## THE EXERCISE
Output the data that follows exactly, line for line.

## MATERIAL FOR THIS TASK
----------
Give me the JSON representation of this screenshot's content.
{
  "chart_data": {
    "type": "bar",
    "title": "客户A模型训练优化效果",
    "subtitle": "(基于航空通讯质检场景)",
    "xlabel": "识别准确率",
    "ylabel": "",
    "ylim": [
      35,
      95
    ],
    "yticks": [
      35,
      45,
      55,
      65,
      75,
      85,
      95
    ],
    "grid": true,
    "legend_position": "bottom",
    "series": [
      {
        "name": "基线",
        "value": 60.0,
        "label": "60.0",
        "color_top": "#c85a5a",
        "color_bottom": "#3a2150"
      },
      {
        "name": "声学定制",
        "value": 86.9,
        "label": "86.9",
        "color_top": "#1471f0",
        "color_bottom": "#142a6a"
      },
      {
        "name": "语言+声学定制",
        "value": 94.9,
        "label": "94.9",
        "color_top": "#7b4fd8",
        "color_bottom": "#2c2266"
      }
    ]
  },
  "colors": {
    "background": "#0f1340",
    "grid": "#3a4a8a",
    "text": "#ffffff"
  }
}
----------
## EXERCISE RESPONSE
Give me the JSON representation of this screenshot's content.
{
  "chart_data": {
    "type": "bar",
    "title": "客户A模型训练优化效果",
    "subtitle": "(基于航空通讯质检场景)",
    "xlabel": "识别准确率",
    "ylabel": "",
    "ylim": [
      35,
      95
    ],
    "yticks": [
      35,
      45,
      55,
      65,
      75,
      85,
      95
    ],
    "grid": true,
    "legend_position": "bottom",
    "series": [
      {
        "name": "基线",
        "value": 60.0,
        "label": "60.0",
        "color_top": "#c85a5a",
        "color_bottom": "#3a2150"
      },
      {
        "name": "声学定制",
        "value": 86.9,
        "label": "86.9",
        "color_top": "#1471f0",
        "color_bottom": "#142a6a"
      },
      {
        "name": "语言+声学定制",
        "value": 94.9,
        "label": "94.9",
        "color_top": "#7b4fd8",
        "color_bottom": "#2c2266"
      }
    ]
  },
  "colors": {
    "background": "#0f1340",
    "grid": "#3a4a8a",
    "text": "#ffffff"
  }
}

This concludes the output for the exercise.